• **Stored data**
============================================================

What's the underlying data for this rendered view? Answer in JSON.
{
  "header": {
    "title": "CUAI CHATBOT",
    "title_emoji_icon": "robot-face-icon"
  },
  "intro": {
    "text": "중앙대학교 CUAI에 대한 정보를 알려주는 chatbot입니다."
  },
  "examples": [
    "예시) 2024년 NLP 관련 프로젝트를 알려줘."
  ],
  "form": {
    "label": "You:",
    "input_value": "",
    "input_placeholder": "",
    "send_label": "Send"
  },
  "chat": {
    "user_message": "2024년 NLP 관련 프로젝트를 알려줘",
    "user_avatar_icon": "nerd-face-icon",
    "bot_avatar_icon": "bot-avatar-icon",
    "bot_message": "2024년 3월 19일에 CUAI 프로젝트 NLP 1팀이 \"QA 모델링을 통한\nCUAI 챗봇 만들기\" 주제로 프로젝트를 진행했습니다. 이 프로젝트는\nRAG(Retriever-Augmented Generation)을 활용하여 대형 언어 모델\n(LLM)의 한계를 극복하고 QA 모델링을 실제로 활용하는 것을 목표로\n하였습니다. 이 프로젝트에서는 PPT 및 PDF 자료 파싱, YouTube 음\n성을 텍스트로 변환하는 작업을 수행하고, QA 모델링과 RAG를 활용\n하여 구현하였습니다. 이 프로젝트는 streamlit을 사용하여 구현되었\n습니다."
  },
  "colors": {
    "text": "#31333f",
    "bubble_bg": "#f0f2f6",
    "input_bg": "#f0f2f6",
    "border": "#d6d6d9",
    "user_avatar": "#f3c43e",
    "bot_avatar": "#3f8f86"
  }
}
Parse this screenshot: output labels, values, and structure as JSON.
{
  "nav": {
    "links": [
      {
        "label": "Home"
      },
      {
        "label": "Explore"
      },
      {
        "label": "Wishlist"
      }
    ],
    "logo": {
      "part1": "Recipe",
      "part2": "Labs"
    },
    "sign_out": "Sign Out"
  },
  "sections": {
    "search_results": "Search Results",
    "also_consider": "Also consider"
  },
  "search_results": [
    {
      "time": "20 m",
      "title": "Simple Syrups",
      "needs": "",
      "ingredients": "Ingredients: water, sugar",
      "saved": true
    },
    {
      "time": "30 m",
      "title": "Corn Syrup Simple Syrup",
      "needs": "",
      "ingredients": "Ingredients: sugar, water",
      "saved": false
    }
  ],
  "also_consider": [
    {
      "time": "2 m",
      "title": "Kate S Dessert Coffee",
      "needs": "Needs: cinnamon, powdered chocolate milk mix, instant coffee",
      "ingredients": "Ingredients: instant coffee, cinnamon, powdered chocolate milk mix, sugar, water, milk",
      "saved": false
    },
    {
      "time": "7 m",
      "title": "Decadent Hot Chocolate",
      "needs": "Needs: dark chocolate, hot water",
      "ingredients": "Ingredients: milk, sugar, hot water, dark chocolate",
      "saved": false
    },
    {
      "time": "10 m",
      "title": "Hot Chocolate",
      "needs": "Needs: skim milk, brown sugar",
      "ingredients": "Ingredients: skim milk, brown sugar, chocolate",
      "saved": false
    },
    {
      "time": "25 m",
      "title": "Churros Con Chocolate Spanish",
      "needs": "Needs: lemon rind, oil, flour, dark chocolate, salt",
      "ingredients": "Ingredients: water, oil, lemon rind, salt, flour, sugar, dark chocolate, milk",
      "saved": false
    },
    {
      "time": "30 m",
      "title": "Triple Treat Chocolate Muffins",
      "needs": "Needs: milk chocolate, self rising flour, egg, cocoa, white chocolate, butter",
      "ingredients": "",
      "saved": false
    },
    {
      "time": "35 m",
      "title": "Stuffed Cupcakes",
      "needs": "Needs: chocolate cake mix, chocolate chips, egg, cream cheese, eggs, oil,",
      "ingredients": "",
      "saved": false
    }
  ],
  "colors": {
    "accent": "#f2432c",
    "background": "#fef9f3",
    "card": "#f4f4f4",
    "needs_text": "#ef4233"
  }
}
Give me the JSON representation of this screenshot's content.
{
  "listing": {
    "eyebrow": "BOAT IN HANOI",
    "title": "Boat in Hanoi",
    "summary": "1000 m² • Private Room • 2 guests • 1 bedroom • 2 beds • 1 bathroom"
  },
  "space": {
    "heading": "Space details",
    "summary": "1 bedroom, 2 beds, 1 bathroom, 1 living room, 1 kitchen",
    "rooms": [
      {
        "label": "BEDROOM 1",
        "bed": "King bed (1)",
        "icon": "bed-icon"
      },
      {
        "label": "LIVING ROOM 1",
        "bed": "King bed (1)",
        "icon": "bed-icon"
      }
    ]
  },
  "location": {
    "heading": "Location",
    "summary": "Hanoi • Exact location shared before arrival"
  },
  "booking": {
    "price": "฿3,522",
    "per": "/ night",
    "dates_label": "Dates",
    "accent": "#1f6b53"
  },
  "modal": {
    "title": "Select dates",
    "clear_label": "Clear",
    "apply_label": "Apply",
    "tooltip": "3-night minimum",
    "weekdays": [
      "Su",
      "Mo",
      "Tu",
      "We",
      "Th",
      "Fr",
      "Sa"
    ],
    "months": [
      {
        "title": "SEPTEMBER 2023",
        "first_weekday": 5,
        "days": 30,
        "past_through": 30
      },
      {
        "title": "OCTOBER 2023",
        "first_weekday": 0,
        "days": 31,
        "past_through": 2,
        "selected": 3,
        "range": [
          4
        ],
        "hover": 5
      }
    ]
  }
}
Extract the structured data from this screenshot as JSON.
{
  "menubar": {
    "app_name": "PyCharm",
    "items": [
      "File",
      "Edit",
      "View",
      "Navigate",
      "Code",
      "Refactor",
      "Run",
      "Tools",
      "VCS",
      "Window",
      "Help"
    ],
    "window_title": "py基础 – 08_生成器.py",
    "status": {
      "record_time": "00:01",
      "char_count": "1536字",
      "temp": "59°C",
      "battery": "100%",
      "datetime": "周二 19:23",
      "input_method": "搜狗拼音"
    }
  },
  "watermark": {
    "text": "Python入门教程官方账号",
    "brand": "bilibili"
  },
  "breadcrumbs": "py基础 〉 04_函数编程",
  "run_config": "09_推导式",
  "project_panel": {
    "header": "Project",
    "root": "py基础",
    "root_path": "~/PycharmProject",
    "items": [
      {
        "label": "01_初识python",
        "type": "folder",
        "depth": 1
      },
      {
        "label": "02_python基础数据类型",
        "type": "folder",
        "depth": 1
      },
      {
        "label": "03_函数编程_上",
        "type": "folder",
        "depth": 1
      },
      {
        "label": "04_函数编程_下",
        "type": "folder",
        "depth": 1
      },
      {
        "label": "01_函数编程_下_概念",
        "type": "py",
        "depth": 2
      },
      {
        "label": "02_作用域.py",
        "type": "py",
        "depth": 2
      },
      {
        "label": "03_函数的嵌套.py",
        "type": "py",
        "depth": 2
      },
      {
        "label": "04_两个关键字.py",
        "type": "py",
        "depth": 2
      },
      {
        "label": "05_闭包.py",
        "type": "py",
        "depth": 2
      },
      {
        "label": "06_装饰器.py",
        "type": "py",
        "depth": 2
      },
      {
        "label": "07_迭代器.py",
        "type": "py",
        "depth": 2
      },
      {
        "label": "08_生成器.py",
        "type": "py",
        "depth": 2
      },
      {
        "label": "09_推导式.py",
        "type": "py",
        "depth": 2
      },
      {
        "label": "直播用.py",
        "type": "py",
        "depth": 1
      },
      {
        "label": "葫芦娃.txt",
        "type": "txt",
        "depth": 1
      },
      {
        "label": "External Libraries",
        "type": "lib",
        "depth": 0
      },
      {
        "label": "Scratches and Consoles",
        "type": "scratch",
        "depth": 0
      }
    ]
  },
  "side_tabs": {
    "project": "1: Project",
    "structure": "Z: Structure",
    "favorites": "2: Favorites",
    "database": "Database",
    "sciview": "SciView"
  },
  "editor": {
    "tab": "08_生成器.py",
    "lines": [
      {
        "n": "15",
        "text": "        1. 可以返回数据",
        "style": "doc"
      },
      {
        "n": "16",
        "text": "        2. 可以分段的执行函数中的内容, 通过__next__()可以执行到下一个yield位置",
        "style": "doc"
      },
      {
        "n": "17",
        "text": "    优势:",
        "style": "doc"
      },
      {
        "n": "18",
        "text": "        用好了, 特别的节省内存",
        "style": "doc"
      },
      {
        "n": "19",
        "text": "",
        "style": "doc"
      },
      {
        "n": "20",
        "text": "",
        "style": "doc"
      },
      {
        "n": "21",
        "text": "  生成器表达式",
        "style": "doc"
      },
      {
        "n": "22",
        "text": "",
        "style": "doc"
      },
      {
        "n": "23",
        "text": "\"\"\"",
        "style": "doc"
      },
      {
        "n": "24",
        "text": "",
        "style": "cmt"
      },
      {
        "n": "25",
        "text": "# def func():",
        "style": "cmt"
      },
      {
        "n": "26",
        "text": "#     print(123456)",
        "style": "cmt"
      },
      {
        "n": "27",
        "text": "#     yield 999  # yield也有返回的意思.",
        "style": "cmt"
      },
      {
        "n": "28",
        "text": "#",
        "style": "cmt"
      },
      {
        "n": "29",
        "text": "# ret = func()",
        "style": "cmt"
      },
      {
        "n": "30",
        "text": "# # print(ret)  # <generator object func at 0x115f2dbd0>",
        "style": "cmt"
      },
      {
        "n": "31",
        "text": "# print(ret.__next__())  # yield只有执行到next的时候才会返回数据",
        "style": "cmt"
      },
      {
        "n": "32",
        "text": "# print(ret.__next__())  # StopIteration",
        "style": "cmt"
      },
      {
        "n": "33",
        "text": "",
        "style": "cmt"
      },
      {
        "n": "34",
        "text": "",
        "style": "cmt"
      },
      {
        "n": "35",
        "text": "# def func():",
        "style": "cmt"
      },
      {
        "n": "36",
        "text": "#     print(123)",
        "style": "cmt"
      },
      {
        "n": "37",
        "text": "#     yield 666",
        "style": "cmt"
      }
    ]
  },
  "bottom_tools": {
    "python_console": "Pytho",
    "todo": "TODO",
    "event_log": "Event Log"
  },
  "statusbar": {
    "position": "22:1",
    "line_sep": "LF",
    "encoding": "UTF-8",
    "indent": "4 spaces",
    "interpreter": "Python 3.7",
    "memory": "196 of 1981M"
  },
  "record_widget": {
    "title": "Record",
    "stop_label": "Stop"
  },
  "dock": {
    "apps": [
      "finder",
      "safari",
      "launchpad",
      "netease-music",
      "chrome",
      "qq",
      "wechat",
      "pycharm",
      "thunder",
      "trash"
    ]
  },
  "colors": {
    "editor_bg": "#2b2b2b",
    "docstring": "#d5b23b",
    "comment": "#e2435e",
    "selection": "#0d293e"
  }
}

============================================================

• **GIVEN PROBLEM**
In the lines above, locate the string "beds". Copy every line where it occurs.

• **TASK RESULT**
    "summary": "1000 m² • Private Room • 2 guests • 1 bedroom • 2 beds • 1 bathroom"
    "summary": "1 bedroom, 2 beds, 1 bathroom, 1 living room, 1 kitchen",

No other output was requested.